Problem
Would you extract the whole listing below and retype it exactly?

━━━━━━━━

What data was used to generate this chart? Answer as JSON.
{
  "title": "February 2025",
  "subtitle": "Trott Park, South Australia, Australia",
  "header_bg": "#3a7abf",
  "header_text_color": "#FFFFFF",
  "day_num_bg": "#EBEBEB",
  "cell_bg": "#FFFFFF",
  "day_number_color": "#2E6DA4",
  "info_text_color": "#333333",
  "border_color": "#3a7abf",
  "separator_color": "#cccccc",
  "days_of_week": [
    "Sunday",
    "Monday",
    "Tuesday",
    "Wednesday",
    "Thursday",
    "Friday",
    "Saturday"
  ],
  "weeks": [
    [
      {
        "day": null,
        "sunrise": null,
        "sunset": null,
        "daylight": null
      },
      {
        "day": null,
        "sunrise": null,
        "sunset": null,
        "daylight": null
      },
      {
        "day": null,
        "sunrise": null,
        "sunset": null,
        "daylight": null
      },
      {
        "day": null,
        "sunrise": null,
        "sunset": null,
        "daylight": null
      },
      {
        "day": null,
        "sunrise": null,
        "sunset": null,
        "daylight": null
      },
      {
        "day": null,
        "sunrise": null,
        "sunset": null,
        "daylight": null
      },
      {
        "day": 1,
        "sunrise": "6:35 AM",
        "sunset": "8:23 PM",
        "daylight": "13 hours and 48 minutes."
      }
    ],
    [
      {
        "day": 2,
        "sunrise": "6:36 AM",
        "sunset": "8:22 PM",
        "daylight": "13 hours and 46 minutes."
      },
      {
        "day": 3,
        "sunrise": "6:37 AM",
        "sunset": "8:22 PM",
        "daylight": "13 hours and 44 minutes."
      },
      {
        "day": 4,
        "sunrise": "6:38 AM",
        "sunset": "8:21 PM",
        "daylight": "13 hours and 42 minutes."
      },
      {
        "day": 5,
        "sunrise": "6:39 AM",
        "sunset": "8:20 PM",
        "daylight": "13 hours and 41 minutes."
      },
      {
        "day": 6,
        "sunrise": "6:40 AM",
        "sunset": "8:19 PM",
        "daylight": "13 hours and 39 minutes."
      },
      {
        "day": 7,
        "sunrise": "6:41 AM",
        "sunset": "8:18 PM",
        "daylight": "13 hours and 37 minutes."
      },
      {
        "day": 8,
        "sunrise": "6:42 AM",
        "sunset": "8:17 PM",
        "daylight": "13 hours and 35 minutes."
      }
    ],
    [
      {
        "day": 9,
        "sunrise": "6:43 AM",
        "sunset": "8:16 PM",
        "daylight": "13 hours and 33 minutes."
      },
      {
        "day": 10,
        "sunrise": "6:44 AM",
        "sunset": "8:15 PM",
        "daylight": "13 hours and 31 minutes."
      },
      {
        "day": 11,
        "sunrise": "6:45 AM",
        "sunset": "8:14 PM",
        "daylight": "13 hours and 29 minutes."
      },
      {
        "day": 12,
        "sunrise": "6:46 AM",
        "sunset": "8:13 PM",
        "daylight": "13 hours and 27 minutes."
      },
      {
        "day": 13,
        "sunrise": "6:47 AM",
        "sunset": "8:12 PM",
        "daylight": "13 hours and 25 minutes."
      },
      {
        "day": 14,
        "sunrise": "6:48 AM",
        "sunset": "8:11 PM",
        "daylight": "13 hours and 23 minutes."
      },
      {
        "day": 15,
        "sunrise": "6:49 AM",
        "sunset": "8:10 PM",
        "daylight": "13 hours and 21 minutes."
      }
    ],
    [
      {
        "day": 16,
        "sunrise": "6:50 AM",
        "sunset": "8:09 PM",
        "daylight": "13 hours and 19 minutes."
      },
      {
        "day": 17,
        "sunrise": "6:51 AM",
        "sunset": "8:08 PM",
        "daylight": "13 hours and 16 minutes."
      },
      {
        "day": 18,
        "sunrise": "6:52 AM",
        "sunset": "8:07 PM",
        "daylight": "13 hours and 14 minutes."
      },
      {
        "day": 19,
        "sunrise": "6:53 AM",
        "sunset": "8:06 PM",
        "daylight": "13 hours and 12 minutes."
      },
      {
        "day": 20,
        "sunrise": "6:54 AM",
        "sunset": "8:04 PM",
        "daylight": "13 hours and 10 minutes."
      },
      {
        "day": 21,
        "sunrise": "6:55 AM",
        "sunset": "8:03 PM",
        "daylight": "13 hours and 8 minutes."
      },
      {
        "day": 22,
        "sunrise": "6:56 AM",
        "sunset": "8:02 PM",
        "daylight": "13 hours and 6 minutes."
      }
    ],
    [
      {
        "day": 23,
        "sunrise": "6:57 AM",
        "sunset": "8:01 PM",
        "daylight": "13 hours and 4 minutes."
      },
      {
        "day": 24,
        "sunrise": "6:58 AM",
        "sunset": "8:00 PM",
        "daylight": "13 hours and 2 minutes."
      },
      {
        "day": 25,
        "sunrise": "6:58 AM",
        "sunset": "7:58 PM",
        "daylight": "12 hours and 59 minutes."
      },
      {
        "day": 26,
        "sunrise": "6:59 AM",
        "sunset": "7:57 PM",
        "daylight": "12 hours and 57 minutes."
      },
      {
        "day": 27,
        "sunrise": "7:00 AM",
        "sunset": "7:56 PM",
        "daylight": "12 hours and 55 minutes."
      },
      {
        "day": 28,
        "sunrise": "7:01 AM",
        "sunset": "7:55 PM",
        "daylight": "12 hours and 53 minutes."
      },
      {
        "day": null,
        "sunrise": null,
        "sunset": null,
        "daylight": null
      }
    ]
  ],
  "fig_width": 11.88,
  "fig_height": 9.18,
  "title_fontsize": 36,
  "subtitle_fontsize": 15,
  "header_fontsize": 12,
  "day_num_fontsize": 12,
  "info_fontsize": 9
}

━━━━━━━━

In response
What data was used to generate this chart? Answer as JSON.
{
  "title": "February 2025",
  "subtitle": "Trott Park, South Australia, Australia",
  "header_bg": "#3a7abf",
  "header_text_color": "#FFFFFF",
  "day_num_bg": "#EBEBEB",
  "cell_bg": "#FFFFFF",
  "day_number_color": "#2E6DA4",
  "info_text_color": "#333333",
  "border_color": "#3a7abf",
  "separator_color": "#cccccc",
  "days_of_week": [
    "Sunday",
    "Monday",
    "Tuesday",
    "Wednesday",
    "Thursday",
    "Friday",
    "Saturday"
  ],
  "weeks": [
    [
      {
        "day": null,
        "sunrise": null,
        "sunset": null,
        "daylight": null
      },
      {
        "day": null,
        "sunrise": null,
        "sunset": null,
        "daylight": null
      },
      {
        "day": null,
        "sunrise": null,
        "sunset": null,
        "daylight": null
      },
      {
        "day": null,
        "sunrise": null,
        "sunset": null,
        "daylight": null
      },
      {
        "day": null,
        "sunrise": null,
        "sunset": null,
        "daylight": null
      },
      {
        "day": null,
        "sunrise": null,
        "sunset": null,
        "daylight": null
      },
      {
        "day": 1,
        "sunrise": "6:35 AM",
        "sunset": "8:23 PM",
        "daylight": "13 hours and 48 minutes."
      }
    ],
    [
      {
        "day": 2,
        "sunrise": "6:36 AM",
        "sunset": "8:22 PM",
        "daylight": "13 hours and 46 minutes."
      },
      {
        "day": 3,
        "sunrise": "6:37 AM",
        "sunset": "8:22 PM",
        "daylight": "13 hours and 44 minutes."
      },
      {
        "day": 4,
        "sunrise": "6:38 AM",
        "sunset": "8:21 PM",
        "daylight": "13 hours and 42 minutes."
      },
      {
        "day": 5,
        "sunrise": "6:39 AM",
        "sunset": "8:20 PM",
        "daylight": "13 hours and 41 minutes."
      },
      {
        "day": 6,
        "sunrise": "6:40 AM",
        "sunset": "8:19 PM",
        "daylight": "13 hours and 39 minutes."
      },
      {
        "day": 7,
        "sunrise": "6:41 AM",
        "sunset": "8:18 PM",
        "daylight": "13 hours and 37 minutes."
      },
      {
        "day": 8,
        "sunrise": "6:42 AM",
        "sunset": "8:17 PM",
        "daylight": "13 hours and 35 minutes."
      }
    ],
    [
      {
        "day": 9,
        "sunrise": "6:43 AM",
        "sunset": "8:16 PM",
        "daylight": "13 hours and 33 minutes."
      },
      {
        "day": 10,
        "sunrise": "6:44 AM",
        "sunset": "8:15 PM",
        "daylight": "13 hours and 31 minutes."
      },
      {
        "day": 11,
        "sunrise": "6:45 AM",
        "sunset": "8:14 PM",
        "daylight": "13 hours and 29 minutes."
      },
      {
        "day": 12,
        "sunrise": "6:46 AM",
        "sunset": "8:13 PM",
        "daylight": "13 hours and 27 minutes."
      },
      {
        "day": 13,
        "sunrise": "6:47 AM",
        "sunset": "8:12 PM",
        "daylight": "13 hours and 25 minutes."
      },
      {
        "day": 14,
        "sunrise": "6:48 AM",
        "sunset": "8:11 PM",
        "daylight": "13 hours and 23 minutes."
      },
      {
        "day": 15,
        "sunrise": "6:49 AM",
        "sunset": "8:10 PM",
        "daylight": "13 hours and 21 minutes."
      }
    ],
    [
      {
        "day": 16,
        "sunrise": "6:50 AM",
        "sunset": "8:09 PM",
        "daylight": "13 hours and 19 minutes."
      },
      {
        "day": 17,
        "sunrise": "6:51 AM",
        "sunset": "8:08 PM",
        "daylight": "13 hours and 16 minutes."
      },
      {
        "day": 18,
        "sunrise": "6:52 AM",
        "sunset": "8:07 PM",
        "daylight": "13 hours and 14 minutes."
      },
      {
        "day": 19,
        "sunrise": "6:53 AM",
        "sunset": "8:06 PM",
        "daylight": "13 hours and 12 minutes."
      },
      {
        "day": 20,
        "sunrise": "6:54 AM",
        "sunset": "8:04 PM",
        "daylight": "13 hours and 10 minutes."
      },
      {
        "day": 21,
        "sunrise": "6:55 AM",
        "sunset": "8:03 PM",
        "daylight": "13 hours and 8 minutes."
      },
      {
        "day": 22,
        "sunrise": "6:56 AM",
        "sunset": "8:02 PM",
        "daylight": "13 hours and 6 minutes."
      }
    ],
    [
      {
        "day": 23,
        "sunrise": "6:57 AM",
        "sunset": "8:01 PM",
        "daylight": "13 hours and 4 minutes."
      },
      {
        "day": 24,
        "sunrise": "6:58 AM",
        "sunset": "8:00 PM",
        "daylight": "13 hours and 2 minutes."
      },
      {
        "day": 25,
        "sunrise": "6:58 AM",
        "sunset": "7:58 PM",
        "daylight": "12 hours and 59 minutes."
      },
      {
        "day": 26,
        "sunrise": "6:59 AM",
        "sunset": "7:57 PM",
        "daylight": "12 hours and 57 minutes."
      },
      {
        "day": 27,
        "sunrise": "7:00 AM",
        "sunset": "7:56 PM",
        "daylight": "12 hours and 55 minutes."
      },
      {
        "day": 28,
        "sunrise": "7:01 AM",
        "sunset": "7:55 PM",
        "daylight": "12 hours and 53 minutes."
      },
      {
        "day": null,
        "sunrise": null,
        "sunset": null,
        "daylight": null
      }
    ]
  ],
  "fig_width": 11.88,
  "fig_height": 9.18,
  "title_fontsize": 36,
  "subtitle_fontsize": 15,
  "header_fontsize": 12,
  "day_num_fontsize": 12,
  "info_fontsize": 9
}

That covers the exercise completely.